## Exercise goal
Output the material exactly, but drop every image it holds.

## Extracted records
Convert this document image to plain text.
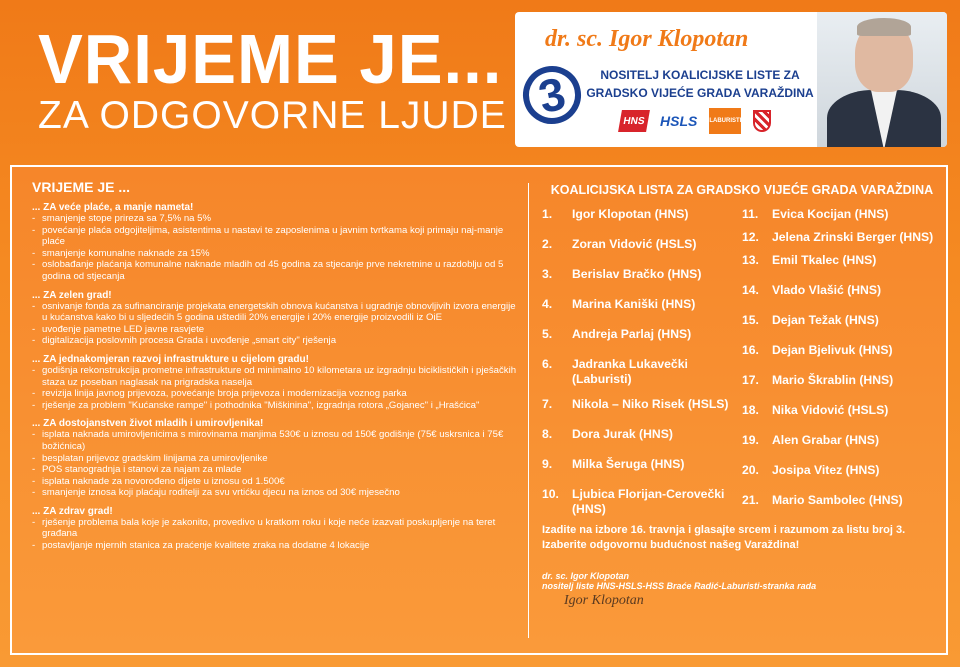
VRIJEME JE...
ZA ODGOVORNE LJUDE
dr. sc. Igor Klopotan
3	NOSITELJ KOALICIJSKE LISTE ZA
GRADSKO VIJEĆE GRADA VARAŽDINA
HNS	HSLS LABURISTI
VRIJEME JE ...
... ZA veće plaće, a manje nameta!
- smanjenje stope prireza sa 7,5% na 5%
- povećanje plaća odgojiteljima, asistentima u nastavi te zaposlenima u javnim tvrtkama koji primaju naj-manje plaće
- smanjenje komunalne naknade za 15%
- oslobađanje plaćanja komunalne naknade mladih od 45 godina za stjecanje prve nekretnine u razdoblju od 5 godina od stjecanja
... ZA zelen grad!
- osnivanje fonda za sufinanciranje projekata energetskih obnova kućanstva i ugradnje obnovljivih izvora energije u kućanstva kako bi u sljedećih 5 godina uštedili 20% energije i 20% energije proizvodili iz OiE
- uvođenje pametne LED javne rasvjete
- digitalizacija poslovnih procesa Grada i uvođenje „smart city" rješenja
... ZA jednakomjeran razvoj infrastrukture u cijelom gradu!
- godišnja rekonstrukcija prometne infrastrukture od minimalno 10 kilometara uz izgradnju biciklističkih i pješačkih staza uz poseban naglasak na prigradska naselja
- revizija linija javnog prijevoza, povećanje broja prijevoza i modernizacija voznog parka
- rješenje za problem "Kućanske rampe" i pothodnika "Miškinina", izgradnja rotora „Gojanec" i „Hrašćica"
... ZA dostojanstven život mladih i umirovljenika!
- isplata naknada umirovljenicima s mirovinama manjima 530€ u iznosu od 150€ godišnje (75€ uskrsnica i 75€ božićnica)
- besplatan prijevoz gradskim linijama za umirovljenike
- POS stanogradnja i stanovi za najam za mlade
- isplata naknade za novorođeno dijete u iznosu od 1.500€
- smanjenje iznosa koji plaćaju roditelji za svu vrtićku djecu na iznos od 30€ mjesečno
... ZA zdrav grad!
- rješenje problema bala koje je zakonito, provedivo u kratkom roku i koje neće izazvati poskupljenje na teret građana
- postavljanje mjernih stanica za praćenje kvalitete zraka na dodatne 4 lokacije
KOALICIJSKA LISTA ZA GRADSKO VIJEĆE GRADA VARAŽDINA
1.	Igor Klopotan (HNS)
2.	Zoran Vidović (HSLS)
3.	Berislav Bračko (HNS)
4.	Marina Kaniški (HNS)
5.	Andreja Parlaj (HNS)
6.	Jadranka Lukavečki (Laburisti)
7.	Nikola – Niko Risek (HSLS)
8.	Dora Jurak (HNS)
9.	Milka Šeruga (HNS)
10.	Ljubica Florijan-Cerovečki (HNS)
11.	Evica Kocijan (HNS)
12.	Jelena Zrinski Berger (HNS)
13.	Emil Tkalec (HNS)
14.	Vlado Vlašić (HNS)
15.	Dejan Težak (HNS)
16.	Dejan Bjelivuk (HNS)
17.	Mario Škrablin (HNS)
18.	Nika Vidović (HSLS)
19.	Alen Grabar (HNS)
20.	Josipa Vitez (HNS)
21.	Mario Sambolec (HNS)
Izadite na izbore 16. travnja i glasajte srcem i razumom za listu broj 3.
Izaberite odgovornu budućnost našeg Varaždina!
dr. sc. Igor Klopotan
nositelj liste HNS-HSLS-HSS Braće Radić-Laburisti-stranka rada
Igor Klopotan
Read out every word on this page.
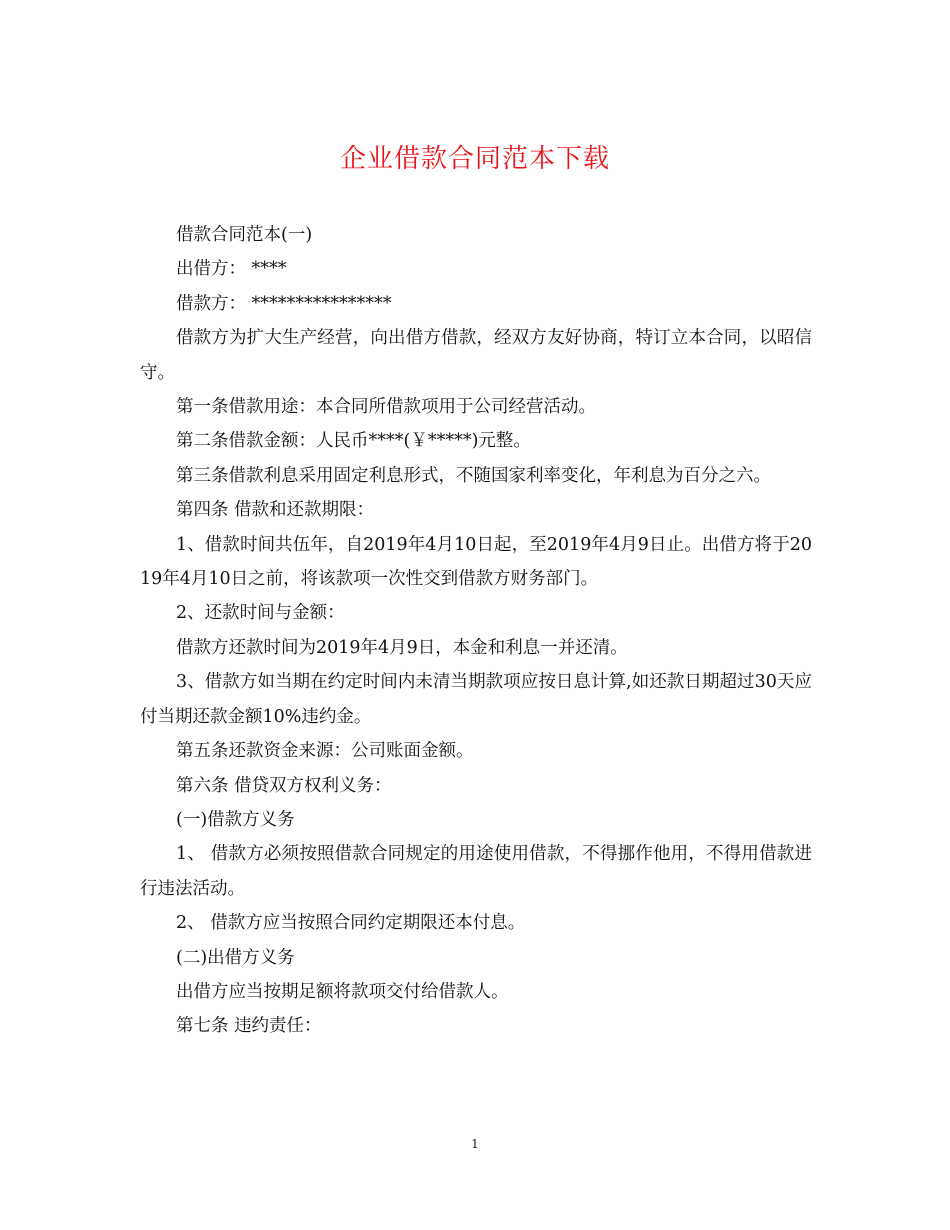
企业借款合同范本下载

借款合同范本(一)

出借方： ****

借款方： ****************

借款方为扩大生产经营，向出借方借款，经双方友好协商，特订立本合同，以昭信守。

第一条借款用途：本合同所借款项用于公司经营活动。

第二条借款金额：人民币****(￥*****)元整。

第三条借款利息采用固定利息形式，不随国家利率变化，年利息为百分之六。

第四条 借款和还款期限：

1、借款时间共伍年，自2019年4月10日起，至2019年4月9日止。出借方将于2019年4月10日之前，将该款项一次性交到借款方财务部门。

2、还款时间与金额：

借款方还款时间为2019年4月9日，本金和利息一并还清。

3、借款方如当期在约定时间内未清当期款项应按日息计算,如还款日期超过30天应付当期还款金额10%违约金。

第五条还款资金来源：公司账面金额。

第六条 借贷双方权利义务：

(一)借款方义务

1、 借款方必须按照借款合同规定的用途使用借款，不得挪作他用，不得用借款进行违法活动。

2、 借款方应当按照合同约定期限还本付息。

(二)出借方义务

出借方应当按期足额将款项交付给借款人。

第七条 违约责任：

1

## The solution
Convert this document image to plain text.
VRIJEME JE...
ZA ODGOVORNE LJUDE
dr. sc. Igor Klopotan
3	NOSITELJ KOALICIJSKE LISTE ZA
GRADSKO VIJEĆE GRADA VARAŽDINA
HNS	HSLS LABURISTI
VRIJEME JE ...
... ZA veće plaće, a manje nameta!
- smanjenje stope prireza sa 7,5% na 5%
- povećanje plaća odgojiteljima, asistentima u nastavi te zaposlenima u javnim tvrtkama koji primaju naj-manje plaće
- smanjenje komunalne naknade za 15%
- oslobađanje plaćanja komunalne naknade mladih od 45 godina za stjecanje prve nekretnine u razdoblju od 5 godina od stjecanja
... ZA zelen grad!
- osnivanje fonda za sufinanciranje projekata energetskih obnova kućanstva i ugradnje obnovljivih izvora energije u kućanstva kako bi u sljedećih 5 godina uštedili 20% energije i 20% energije proizvodili iz OiE
- uvođenje pametne LED javne rasvjete
- digitalizacija poslovnih procesa Grada i uvođenje „smart city" rješenja
... ZA jednakomjeran razvoj infrastrukture u cijelom gradu!
- godišnja rekonstrukcija prometne infrastrukture od minimalno 10 kilometara uz izgradnju biciklističkih i pješačkih staza uz poseban naglasak na prigradska naselja
- revizija linija javnog prijevoza, povećanje broja prijevoza i modernizacija voznog parka
- rješenje za problem "Kućanske rampe" i pothodnika "Miškinina", izgradnja rotora „Gojanec" i „Hrašćica"
... ZA dostojanstven život mladih i umirovljenika!
- isplata naknada umirovljenicima s mirovinama manjima 530€ u iznosu od 150€ godišnje (75€ uskrsnica i 75€ božićnica)
- besplatan prijevoz gradskim linijama za umirovljenike
- POS stanogradnja i stanovi za najam za mlade
- isplata naknade za novorođeno dijete u iznosu od 1.500€
- smanjenje iznosa koji plaćaju roditelji za svu vrtićku djecu na iznos od 30€ mjesečno
... ZA zdrav grad!
- rješenje problema bala koje je zakonito, provedivo u kratkom roku i koje neće izazvati poskupljenje na teret građana
- postavljanje mjernih stanica za praćenje kvalitete zraka na dodatne 4 lokacije
KOALICIJSKA LISTA ZA GRADSKO VIJEĆE GRADA VARAŽDINA
1.	Igor Klopotan (HNS)
2.	Zoran Vidović (HSLS)
3.	Berislav Bračko (HNS)
4.	Marina Kaniški (HNS)
5.	Andreja Parlaj (HNS)
6.	Jadranka Lukavečki (Laburisti)
7.	Nikola – Niko Risek (HSLS)
8.	Dora Jurak (HNS)
9.	Milka Šeruga (HNS)
10.	Ljubica Florijan-Cerovečki (HNS)
11.	Evica Kocijan (HNS)
12.	Jelena Zrinski Berger (HNS)
13.	Emil Tkalec (HNS)
14.	Vlado Vlašić (HNS)
15.	Dejan Težak (HNS)
16.	Dejan Bjelivuk (HNS)
17.	Mario Škrablin (HNS)
18.	Nika Vidović (HSLS)
19.	Alen Grabar (HNS)
20.	Josipa Vitez (HNS)
21.	Mario Sambolec (HNS)
Izadite na izbore 16. travnja i glasajte srcem i razumom za listu broj 3.
Izaberite odgovornu budućnost našeg Varaždina!
dr. sc. Igor Klopotan
nositelj liste HNS-HSLS-HSS Braće Radić-Laburisti-stranka rada
Igor Klopotan
Read out every word on this page.
企业借款合同范本下载

借款合同范本(一)

出借方： ****

借款方： ****************

借款方为扩大生产经营，向出借方借款，经双方友好协商，特订立本合同，以昭信守。

第一条借款用途：本合同所借款项用于公司经营活动。

第二条借款金额：人民币****(￥*****)元整。

第三条借款利息采用固定利息形式，不随国家利率变化，年利息为百分之六。

第四条 借款和还款期限：

1、借款时间共伍年，自2019年4月10日起，至2019年4月9日止。出借方将于2019年4月10日之前，将该款项一次性交到借款方财务部门。

2、还款时间与金额：

借款方还款时间为2019年4月9日，本金和利息一并还清。

3、借款方如当期在约定时间内未清当期款项应按日息计算,如还款日期超过30天应付当期还款金额10%违约金。

第五条还款资金来源：公司账面金额。

第六条 借贷双方权利义务：

(一)借款方义务

1、 借款方必须按照借款合同规定的用途使用借款，不得挪作他用，不得用借款进行违法活动。

2、 借款方应当按照合同约定期限还本付息。

(二)出借方义务

出借方应当按期足额将款项交付给借款人。

第七条 违约责任：

1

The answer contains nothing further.